> **Task details**
Leave the pictures out. Return all other data exactly.

> **Supplied data**
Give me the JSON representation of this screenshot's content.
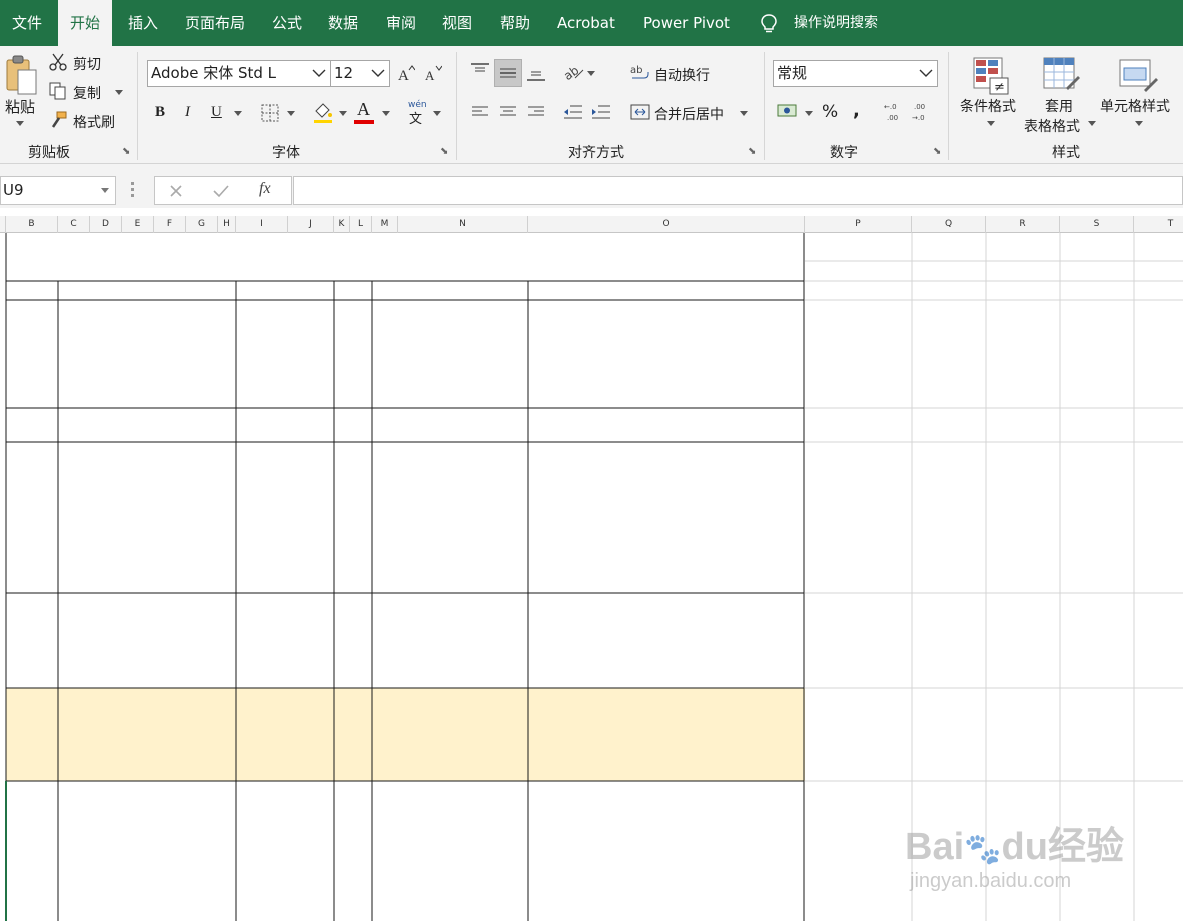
{
  "tabs": [
    {
      "label": "文件",
      "active": false
    },
    {
      "label": "开始",
      "active": true
    },
    {
      "label": "插入",
      "active": false
    },
    {
      "label": "页面布局",
      "active": false
    },
    {
      "label": "公式",
      "active": false
    },
    {
      "label": "数据",
      "active": false
    },
    {
      "label": "审阅",
      "active": false
    },
    {
      "label": "视图",
      "active": false
    },
    {
      "label": "帮助",
      "active": false
    },
    {
      "label": "Acrobat",
      "active": false
    },
    {
      "label": "Power Pivot",
      "active": false
    }
  ],
  "search": {
    "label": "操作说明搜索",
    "icon": "lightbulb-icon"
  },
  "clipboard": {
    "group": "剪贴板",
    "paste": "粘贴",
    "cut": "剪切",
    "copy": "复制",
    "format_painter": "格式刷"
  },
  "font": {
    "group": "字体",
    "name": "Adobe 宋体 Std L",
    "size": "12",
    "bold": "B",
    "italic": "I",
    "underline": "U",
    "font_color": "#e00000",
    "wen": "wén",
    "wen_char": "文"
  },
  "alignment": {
    "group": "对齐方式",
    "wrap": "自动换行",
    "merge": "合并后居中"
  },
  "number": {
    "group": "数字",
    "format": "常规",
    "percent": "%",
    "comma": ","
  },
  "styles": {
    "group": "样式",
    "conditional": "条件格式",
    "table_line1": "套用",
    "table_line2": "表格格式",
    "cell_styles": "单元格样式"
  },
  "formula_bar": {
    "name_box": "U9",
    "fx": "fx",
    "value": ""
  },
  "columns": [
    "B",
    "C",
    "D",
    "E",
    "F",
    "G",
    "H",
    "I",
    "J",
    "K",
    "L",
    "M",
    "N",
    "O",
    "P",
    "Q",
    "R",
    "S",
    "T"
  ],
  "watermark": {
    "brand": "Bai",
    "brand_suffix": "du",
    "brand_cn": "经验",
    "url": "jingyan.baidu.com"
  },
  "colors": {
    "accent": "#217346",
    "highlight_row": "#fff2cc",
    "grid": "#d4d4d4"
  }
}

> **Response**
Give me the JSON representation of this screenshot's content.
{
  "tabs": [
    {
      "label": "文件",
      "active": false
    },
    {
      "label": "开始",
      "active": true
    },
    {
      "label": "插入",
      "active": false
    },
    {
      "label": "页面布局",
      "active": false
    },
    {
      "label": "公式",
      "active": false
    },
    {
      "label": "数据",
      "active": false
    },
    {
      "label": "审阅",
      "active": false
    },
    {
      "label": "视图",
      "active": false
    },
    {
      "label": "帮助",
      "active": false
    },
    {
      "label": "Acrobat",
      "active": false
    },
    {
      "label": "Power Pivot",
      "active": false
    }
  ],
  "search": {
    "label": "操作说明搜索",
    "icon": "lightbulb-icon"
  },
  "clipboard": {
    "group": "剪贴板",
    "paste": "粘贴",
    "cut": "剪切",
    "copy": "复制",
    "format_painter": "格式刷"
  },
  "font": {
    "group": "字体",
    "name": "Adobe 宋体 Std L",
    "size": "12",
    "bold": "B",
    "italic": "I",
    "underline": "U",
    "font_color": "#e00000",
    "wen": "wén",
    "wen_char": "文"
  },
  "alignment": {
    "group": "对齐方式",
    "wrap": "自动换行",
    "merge": "合并后居中"
  },
  "number": {
    "group": "数字",
    "format": "常规",
    "percent": "%",
    "comma": ","
  },
  "styles": {
    "group": "样式",
    "conditional": "条件格式",
    "table_line1": "套用",
    "table_line2": "表格格式",
    "cell_styles": "单元格样式"
  },
  "formula_bar": {
    "name_box": "U9",
    "fx": "fx",
    "value": ""
  },
  "columns": [
    "B",
    "C",
    "D",
    "E",
    "F",
    "G",
    "H",
    "I",
    "J",
    "K",
    "L",
    "M",
    "N",
    "O",
    "P",
    "Q",
    "R",
    "S",
    "T"
  ],
  "watermark": {
    "brand": "Bai",
    "brand_suffix": "du",
    "brand_cn": "经验",
    "url": "jingyan.baidu.com"
  },
  "colors": {
    "accent": "#217346",
    "highlight_row": "#fff2cc",
    "grid": "#d4d4d4"
  }
}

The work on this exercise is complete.